TASK PROMPT =>
Which lines contain the word "this"? Return each of them as written.
* begin DATA *
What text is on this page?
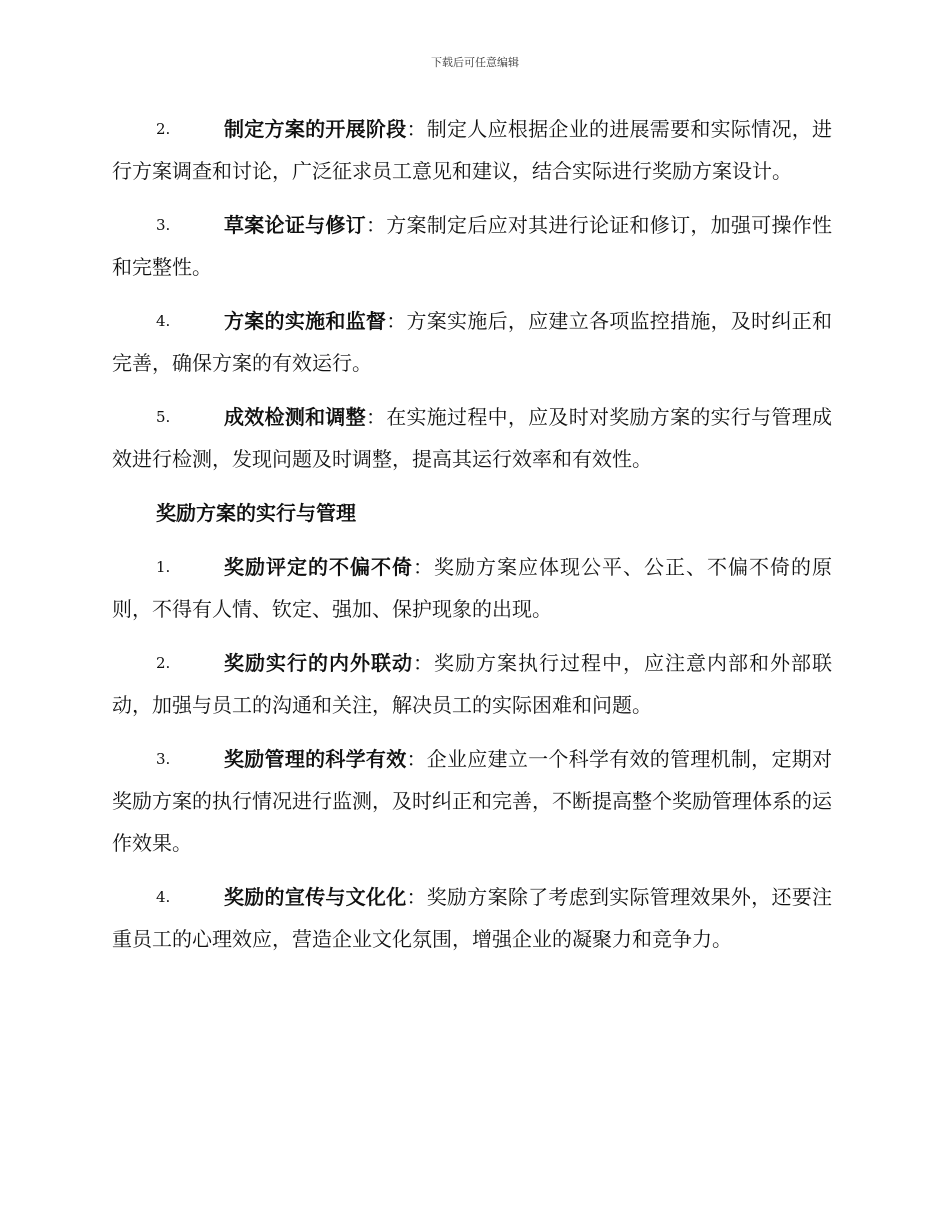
下载后可任意编辑

2.	制定方案的开展阶段：制定人应根据企业的进展需要和实际情况，进行方案调查和讨论，广泛征求员工意见和建议，结合实际进行奖励方案设计。

3.	草案论证与修订：方案制定后应对其进行论证和修订，加强可操作性和完整性。

4.	方案的实施和监督：方案实施后，应建立各项监控措施，及时纠正和完善，确保方案的有效运行。

5.	成效检测和调整：在实施过程中，应及时对奖励方案的实行与管理成效进行检测，发现问题及时调整，提高其运行效率和有效性。

奖励方案的实行与管理

1.	奖励评定的不偏不倚：奖励方案应体现公平、公正、不偏不倚的原则，不得有人情、钦定、强加、保护现象的出现。

2.	奖励实行的内外联动：奖励方案执行过程中，应注意内部和外部联动，加强与员工的沟通和关注，解决员工的实际困难和问题。

3.	奖励管理的科学有效：企业应建立一个科学有效的管理机制，定期对奖励方案的执行情况进行监测，及时纠正和完善，不断提高整个奖励管理体系的运作效果。

4.	奖励的宣传与文化化：奖励方案除了考虑到实际管理效果外，还要注重员工的心理效应，营造企业文化氛围，增强企业的凝聚力和竞争力。
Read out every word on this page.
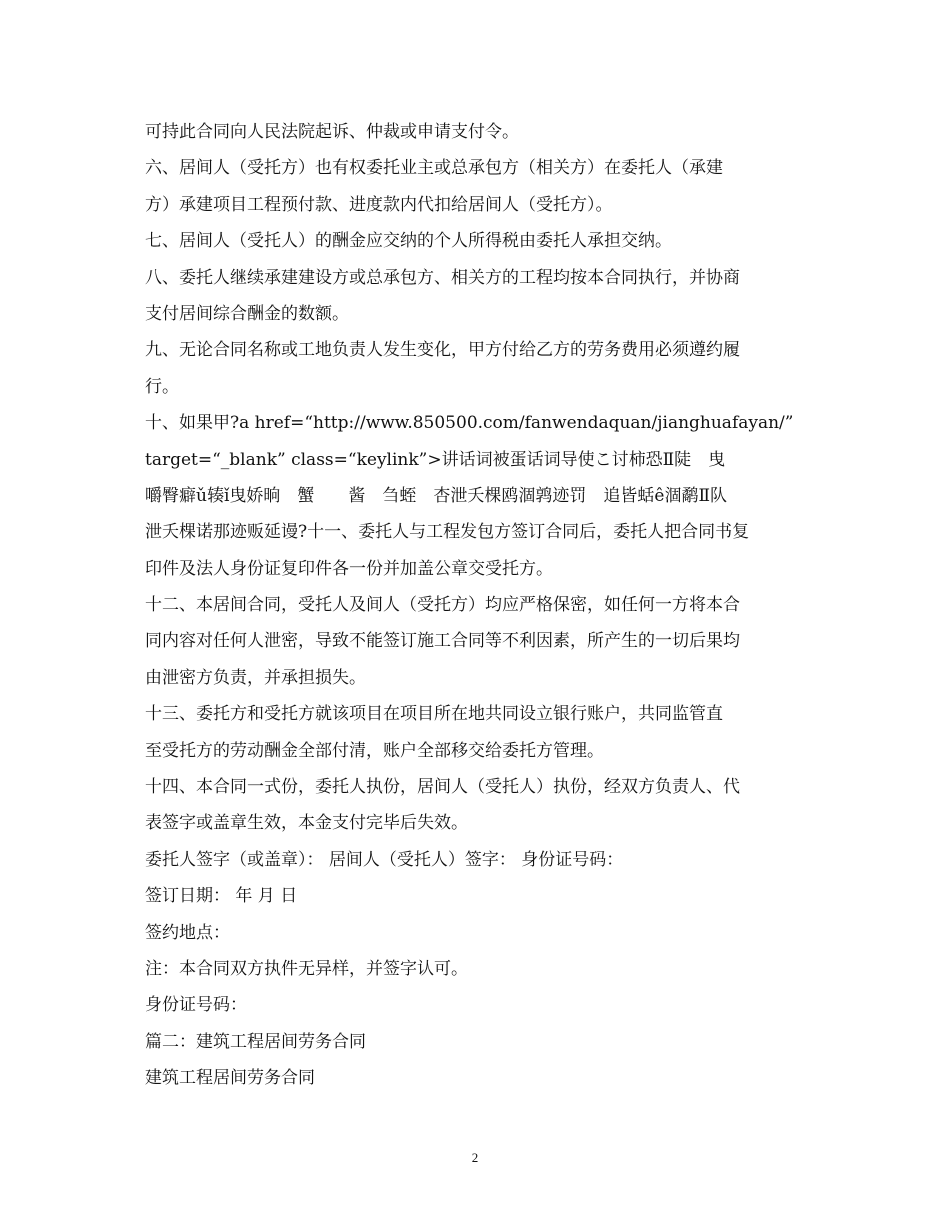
可持此合同向人民法院起诉、仲裁或申请支付令。
六、居间人（受托方）也有权委托业主或总承包方（相关方）在委托人（承建
方）承建项目工程预付款、进度款内代扣给居间人（受托方）。
七、居间人（受托人）的酬金应交纳的个人所得税由委托人承担交纳。
八、委托人继续承建建设方或总承包方、相关方的工程均按本合同执行，并协商
支付居间综合酬金的数额。
九、无论合同名称或工地负责人发生变化，甲方付给乙方的劳务费用必须遵约履
行。
十、如果甲?a href=“http://www.850500.com/fanwendaquan/jianghuafayan/”
target=“_blank” class=“keylink”>讲话词被蛋话词导使こ讨柿恐Ⅱ陡　曳
嚼臀癖ǔ辏ǐ曳娇晌　蟹　　酱　刍蛭　杏泄夭棵鸥涸鹑迹罚　追皆蛞ê涸鹬Ⅱ队
泄夭棵诺那迹贩延谩?十一、委托人与工程发包方签订合同后，委托人把合同书复
印件及法人身份证复印件各一份并加盖公章交受托方。
十二、本居间合同，受托人及间人（受托方）均应严格保密，如任何一方将本合
同内容对任何人泄密，导致不能签订施工合同等不利因素，所产生的一切后果均
由泄密方负责，并承担损失。
十三、委托方和受托方就该项目在项目所在地共同设立银行账户，共同监管直
至受托方的劳动酬金全部付清，账户全部移交给委托方管理。
十四、本合同一式份，委托人执份，居间人（受托人）执份，经双方负责人、代
表签字或盖章生效，本金支付完毕后失效。
委托人签字（或盖章）： 居间人（受托人）签字： 身份证号码：
签订日期： 年 月 日
签约地点：
注：本合同双方执件无异样，并签字认可。
身份证号码：
篇二：建筑工程居间劳务合同
建筑工程居间劳务合同
2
* end DATA *
COMPLETE ANSWER =>
What text is on this page?
Read out every word on this page.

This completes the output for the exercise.